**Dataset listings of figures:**
┄┄┄┄┄┄

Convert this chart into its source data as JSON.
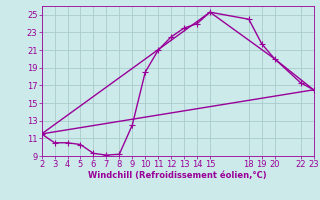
{
  "background_color": "#cceaea",
  "grid_color": "#aacccc",
  "line_color": "#990099",
  "marker": "+",
  "marker_size": 4,
  "line_width": 1.0,
  "xlabel": "Windchill (Refroidissement éolien,°C)",
  "xlabel_fontsize": 6.0,
  "tick_fontsize": 6.0,
  "tick_color": "#990099",
  "label_color": "#990099",
  "xlim": [
    2,
    23
  ],
  "ylim": [
    9,
    26
  ],
  "xticks": [
    2,
    3,
    4,
    5,
    6,
    7,
    8,
    9,
    10,
    11,
    12,
    13,
    14,
    15,
    18,
    19,
    20,
    22,
    23
  ],
  "yticks": [
    9,
    11,
    13,
    15,
    17,
    19,
    21,
    23,
    25
  ],
  "line1_x": [
    2,
    3,
    4,
    5,
    6,
    7,
    8,
    9,
    10,
    11,
    12,
    13,
    14,
    15,
    18,
    19,
    20,
    22,
    23
  ],
  "line1_y": [
    11.5,
    10.5,
    10.5,
    10.3,
    9.3,
    9.1,
    9.2,
    12.5,
    18.5,
    21.0,
    22.5,
    23.5,
    24.0,
    25.3,
    24.5,
    21.7,
    20.0,
    17.3,
    16.5
  ],
  "line2_x": [
    2,
    15,
    20,
    23
  ],
  "line2_y": [
    11.5,
    25.3,
    20.0,
    16.5
  ],
  "line3_x": [
    2,
    23
  ],
  "line3_y": [
    11.5,
    16.5
  ]
}
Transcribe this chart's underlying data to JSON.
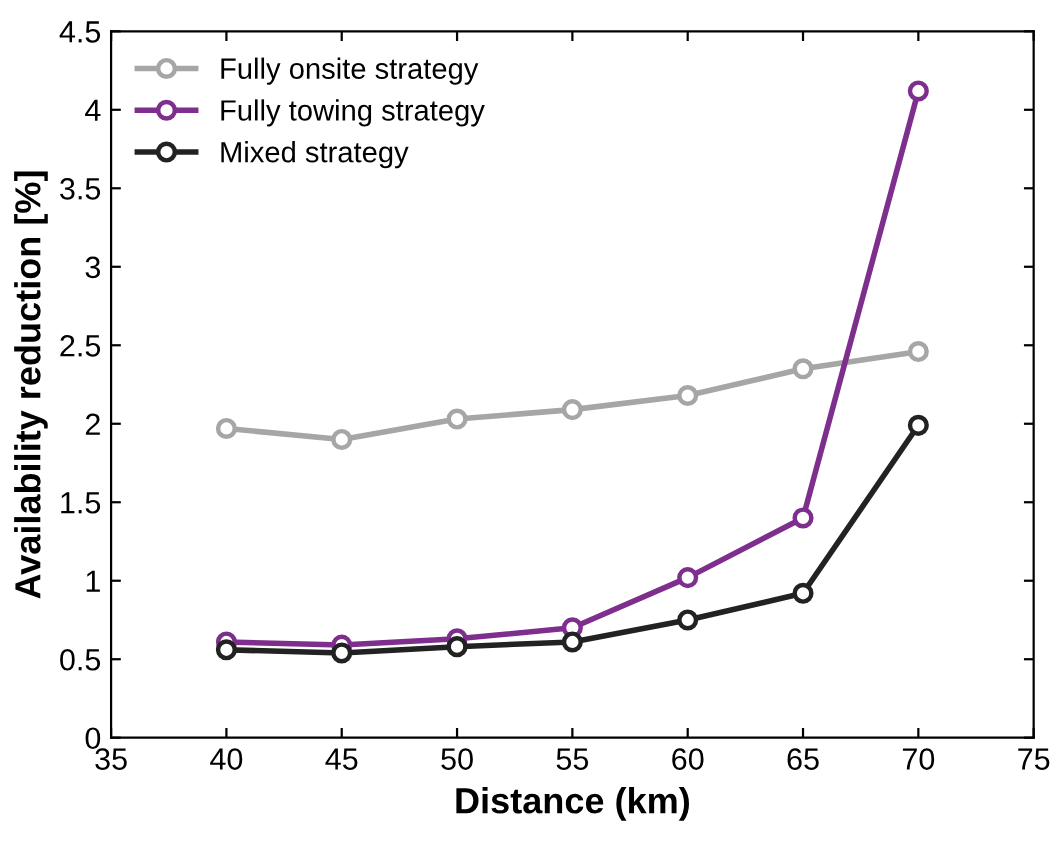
{
  "chart_data": {
    "type": "line",
    "xlabel": "Distance (km)",
    "ylabel": "Availability reduction [%]",
    "x": [
      40,
      45,
      50,
      55,
      60,
      65,
      70
    ],
    "series": [
      {
        "name": "Fully onsite strategy",
        "color": "#a6a6a6",
        "values": [
          1.97,
          1.9,
          2.03,
          2.09,
          2.18,
          2.35,
          2.46
        ]
      },
      {
        "name": "Fully towing strategy",
        "color": "#7e2f8e",
        "values": [
          0.61,
          0.59,
          0.63,
          0.7,
          1.02,
          1.4,
          4.12
        ]
      },
      {
        "name": "Mixed strategy",
        "color": "#222222",
        "values": [
          0.56,
          0.54,
          0.58,
          0.61,
          0.75,
          0.92,
          1.99
        ]
      }
    ],
    "xlim": [
      35,
      75
    ],
    "xticks": [
      35,
      40,
      45,
      50,
      55,
      60,
      65,
      70,
      75
    ],
    "ylim": [
      0,
      4.5
    ],
    "yticks": [
      0,
      0.5,
      1,
      1.5,
      2,
      2.5,
      3,
      3.5,
      4,
      4.5
    ],
    "marker": "circle",
    "line_style": "solid",
    "legend": "top left",
    "grid": false
  }
}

┄┄┄┄┄┄

Identify how many lines in the entries above include the string "Fully", then state that number alone.

2